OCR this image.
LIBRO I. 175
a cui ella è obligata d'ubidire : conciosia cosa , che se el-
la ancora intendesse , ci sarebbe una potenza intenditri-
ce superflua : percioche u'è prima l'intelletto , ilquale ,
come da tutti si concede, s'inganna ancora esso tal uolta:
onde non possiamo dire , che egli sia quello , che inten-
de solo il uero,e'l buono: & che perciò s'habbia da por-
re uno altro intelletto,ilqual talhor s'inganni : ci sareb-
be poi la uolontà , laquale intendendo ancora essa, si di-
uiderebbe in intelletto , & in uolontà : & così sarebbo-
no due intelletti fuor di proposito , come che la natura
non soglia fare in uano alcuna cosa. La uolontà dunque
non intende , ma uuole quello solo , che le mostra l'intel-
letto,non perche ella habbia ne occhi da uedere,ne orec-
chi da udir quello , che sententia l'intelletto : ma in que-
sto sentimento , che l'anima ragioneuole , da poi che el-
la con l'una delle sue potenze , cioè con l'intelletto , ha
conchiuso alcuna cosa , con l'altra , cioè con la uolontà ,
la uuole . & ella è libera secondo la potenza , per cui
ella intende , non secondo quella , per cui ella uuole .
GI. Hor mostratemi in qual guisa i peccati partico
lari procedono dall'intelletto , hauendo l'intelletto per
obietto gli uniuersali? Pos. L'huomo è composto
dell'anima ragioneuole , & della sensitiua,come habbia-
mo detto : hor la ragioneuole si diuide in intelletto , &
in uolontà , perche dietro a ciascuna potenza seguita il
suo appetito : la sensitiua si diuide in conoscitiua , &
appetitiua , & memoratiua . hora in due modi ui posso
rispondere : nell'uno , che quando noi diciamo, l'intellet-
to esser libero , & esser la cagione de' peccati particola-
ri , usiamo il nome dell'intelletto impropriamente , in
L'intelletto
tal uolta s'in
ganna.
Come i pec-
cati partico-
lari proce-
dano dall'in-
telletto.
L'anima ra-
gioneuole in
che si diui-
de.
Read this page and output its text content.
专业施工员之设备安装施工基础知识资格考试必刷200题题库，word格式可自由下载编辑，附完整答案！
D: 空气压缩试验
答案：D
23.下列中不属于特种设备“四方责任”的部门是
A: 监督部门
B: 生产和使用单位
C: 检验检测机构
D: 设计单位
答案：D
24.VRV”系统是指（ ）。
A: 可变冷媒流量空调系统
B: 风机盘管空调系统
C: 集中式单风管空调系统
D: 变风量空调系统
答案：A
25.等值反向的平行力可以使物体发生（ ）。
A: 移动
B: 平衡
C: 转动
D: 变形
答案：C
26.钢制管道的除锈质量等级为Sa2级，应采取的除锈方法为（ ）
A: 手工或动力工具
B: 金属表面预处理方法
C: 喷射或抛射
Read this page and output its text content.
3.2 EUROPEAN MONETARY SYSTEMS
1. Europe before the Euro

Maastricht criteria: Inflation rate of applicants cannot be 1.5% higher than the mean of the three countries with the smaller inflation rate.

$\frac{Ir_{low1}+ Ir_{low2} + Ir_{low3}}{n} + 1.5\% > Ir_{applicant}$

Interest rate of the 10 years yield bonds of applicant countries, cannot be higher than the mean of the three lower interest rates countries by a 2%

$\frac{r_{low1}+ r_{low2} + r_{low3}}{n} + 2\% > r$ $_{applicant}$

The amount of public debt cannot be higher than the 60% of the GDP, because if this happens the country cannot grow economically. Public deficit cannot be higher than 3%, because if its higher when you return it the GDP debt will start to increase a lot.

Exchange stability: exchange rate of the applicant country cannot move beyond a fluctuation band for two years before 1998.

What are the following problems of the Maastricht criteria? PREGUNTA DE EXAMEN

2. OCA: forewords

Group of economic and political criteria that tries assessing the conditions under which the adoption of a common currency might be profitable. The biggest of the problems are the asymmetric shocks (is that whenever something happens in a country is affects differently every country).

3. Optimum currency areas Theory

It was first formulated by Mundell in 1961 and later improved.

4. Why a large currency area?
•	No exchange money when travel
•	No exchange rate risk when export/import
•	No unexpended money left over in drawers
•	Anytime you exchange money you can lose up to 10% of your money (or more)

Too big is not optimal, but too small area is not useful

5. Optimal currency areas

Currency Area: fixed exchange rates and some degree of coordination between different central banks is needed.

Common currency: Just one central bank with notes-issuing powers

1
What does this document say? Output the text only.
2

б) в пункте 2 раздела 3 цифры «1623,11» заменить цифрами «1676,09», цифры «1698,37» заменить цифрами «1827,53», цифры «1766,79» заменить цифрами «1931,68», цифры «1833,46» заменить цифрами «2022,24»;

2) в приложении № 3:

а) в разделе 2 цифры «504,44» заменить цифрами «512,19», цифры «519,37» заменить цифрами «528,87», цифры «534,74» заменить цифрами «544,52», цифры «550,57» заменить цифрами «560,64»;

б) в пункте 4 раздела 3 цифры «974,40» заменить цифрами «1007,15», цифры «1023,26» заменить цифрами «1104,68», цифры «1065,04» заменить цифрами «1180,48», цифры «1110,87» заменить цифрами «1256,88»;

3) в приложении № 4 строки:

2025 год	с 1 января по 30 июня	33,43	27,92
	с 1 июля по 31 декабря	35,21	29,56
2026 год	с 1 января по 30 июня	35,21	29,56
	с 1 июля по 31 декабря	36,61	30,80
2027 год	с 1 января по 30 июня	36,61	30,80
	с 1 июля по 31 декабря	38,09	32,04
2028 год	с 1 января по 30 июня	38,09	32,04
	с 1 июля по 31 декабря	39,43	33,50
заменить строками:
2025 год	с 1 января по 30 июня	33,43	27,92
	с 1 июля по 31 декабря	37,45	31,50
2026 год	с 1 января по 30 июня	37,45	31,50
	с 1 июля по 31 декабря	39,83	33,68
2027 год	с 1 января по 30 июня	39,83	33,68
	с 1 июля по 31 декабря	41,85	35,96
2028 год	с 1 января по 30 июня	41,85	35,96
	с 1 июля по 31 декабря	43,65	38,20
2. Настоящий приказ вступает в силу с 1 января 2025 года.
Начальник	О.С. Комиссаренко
- - - -
Exactly reproduce every line of the data above.

* **Reply**
OCR this image.
LIBRO I. 175
a cui ella è obligata d'ubidire : conciosia cosa , che se el-
la ancora intendesse , ci sarebbe una potenza intenditri-
ce superflua : percioche u'è prima l'intelletto , ilquale ,
come da tutti si concede, s'inganna ancora esso tal uolta:
onde non possiamo dire , che egli sia quello , che inten-
de solo il uero,e'l buono: & che perciò s'habbia da por-
re uno altro intelletto,ilqual talhor s'inganni : ci sareb-
be poi la uolontà , laquale intendendo ancora essa, si di-
uiderebbe in intelletto , & in uolontà : & così sarebbo-
no due intelletti fuor di proposito , come che la natura
non soglia fare in uano alcuna cosa. La uolontà dunque
non intende , ma uuole quello solo , che le mostra l'intel-
letto,non perche ella habbia ne occhi da uedere,ne orec-
chi da udir quello , che sententia l'intelletto : ma in que-
sto sentimento , che l'anima ragioneuole , da poi che el-
la con l'una delle sue potenze , cioè con l'intelletto , ha
conchiuso alcuna cosa , con l'altra , cioè con la uolontà ,
la uuole . & ella è libera secondo la potenza , per cui
ella intende , non secondo quella , per cui ella uuole .
GI. Hor mostratemi in qual guisa i peccati partico
lari procedono dall'intelletto , hauendo l'intelletto per
obietto gli uniuersali? Pos. L'huomo è composto
dell'anima ragioneuole , & della sensitiua,come habbia-
mo detto : hor la ragioneuole si diuide in intelletto , &
in uolontà , perche dietro a ciascuna potenza seguita il
suo appetito : la sensitiua si diuide in conoscitiua , &
appetitiua , & memoratiua . hora in due modi ui posso
rispondere : nell'uno , che quando noi diciamo, l'intellet-
to esser libero , & esser la cagione de' peccati particola-
ri , usiamo il nome dell'intelletto impropriamente , in
L'intelletto
tal uolta s'in
ganna.
Come i pec-
cati partico-
lari proce-
dano dall'in-
telletto.
L'anima ra-
gioneuole in
che si diui-
de.
Read this page and output its text content.
专业施工员之设备安装施工基础知识资格考试必刷200题题库，word格式可自由下载编辑，附完整答案！
D: 空气压缩试验
答案：D
23.下列中不属于特种设备“四方责任”的部门是
A: 监督部门
B: 生产和使用单位
C: 检验检测机构
D: 设计单位
答案：D
24.VRV”系统是指（ ）。
A: 可变冷媒流量空调系统
B: 风机盘管空调系统
C: 集中式单风管空调系统
D: 变风量空调系统
答案：A
25.等值反向的平行力可以使物体发生（ ）。
A: 移动
B: 平衡
C: 转动
D: 变形
答案：C
26.钢制管道的除锈质量等级为Sa2级，应采取的除锈方法为（ ）
A: 手工或动力工具
B: 金属表面预处理方法
C: 喷射或抛射
Read this page and output its text content.
3.2 EUROPEAN MONETARY SYSTEMS
1. Europe before the Euro

Maastricht criteria: Inflation rate of applicants cannot be 1.5% higher than the mean of the three countries with the smaller inflation rate.

$\frac{Ir_{low1}+ Ir_{low2} + Ir_{low3}}{n} + 1.5\% > Ir_{applicant}$

Interest rate of the 10 years yield bonds of applicant countries, cannot be higher than the mean of the three lower interest rates countries by a 2%

$\frac{r_{low1}+ r_{low2} + r_{low3}}{n} + 2\% > r$ $_{applicant}$

The amount of public debt cannot be higher than the 60% of the GDP, because if this happens the country cannot grow economically. Public deficit cannot be higher than 3%, because if its higher when you return it the GDP debt will start to increase a lot.

Exchange stability: exchange rate of the applicant country cannot move beyond a fluctuation band for two years before 1998.

What are the following problems of the Maastricht criteria? PREGUNTA DE EXAMEN

2. OCA: forewords

Group of economic and political criteria that tries assessing the conditions under which the adoption of a common currency might be profitable. The biggest of the problems are the asymmetric shocks (is that whenever something happens in a country is affects differently every country).

3. Optimum currency areas Theory

It was first formulated by Mundell in 1961 and later improved.

4. Why a large currency area?
•	No exchange money when travel
•	No exchange rate risk when export/import
•	No unexpended money left over in drawers
•	Anytime you exchange money you can lose up to 10% of your money (or more)

Too big is not optimal, but too small area is not useful

5. Optimal currency areas

Currency Area: fixed exchange rates and some degree of coordination between different central banks is needed.

Common currency: Just one central bank with notes-issuing powers

1
What does this document say? Output the text only.
2

б) в пункте 2 раздела 3 цифры «1623,11» заменить цифрами «1676,09», цифры «1698,37» заменить цифрами «1827,53», цифры «1766,79» заменить цифрами «1931,68», цифры «1833,46» заменить цифрами «2022,24»;

2) в приложении № 3:

а) в разделе 2 цифры «504,44» заменить цифрами «512,19», цифры «519,37» заменить цифрами «528,87», цифры «534,74» заменить цифрами «544,52», цифры «550,57» заменить цифрами «560,64»;

б) в пункте 4 раздела 3 цифры «974,40» заменить цифрами «1007,15», цифры «1023,26» заменить цифрами «1104,68», цифры «1065,04» заменить цифрами «1180,48», цифры «1110,87» заменить цифрами «1256,88»;

3) в приложении № 4 строки:

2025 год	с 1 января по 30 июня	33,43	27,92
	с 1 июля по 31 декабря	35,21	29,56
2026 год	с 1 января по 30 июня	35,21	29,56
	с 1 июля по 31 декабря	36,61	30,80
2027 год	с 1 января по 30 июня	36,61	30,80
	с 1 июля по 31 декабря	38,09	32,04
2028 год	с 1 января по 30 июня	38,09	32,04
	с 1 июля по 31 декабря	39,43	33,50
заменить строками:
2025 год	с 1 января по 30 июня	33,43	27,92
	с 1 июля по 31 декабря	37,45	31,50
2026 год	с 1 января по 30 июня	37,45	31,50
	с 1 июля по 31 декабря	39,83	33,68
2027 год	с 1 января по 30 июня	39,83	33,68
	с 1 июля по 31 декабря	41,85	35,96
2028 год	с 1 января по 30 июня	41,85	35,96
	с 1 июля по 31 декабря	43,65	38,20
2. Настоящий приказ вступает в силу с 1 января 2025 года.
Начальник	О.С. Комиссаренко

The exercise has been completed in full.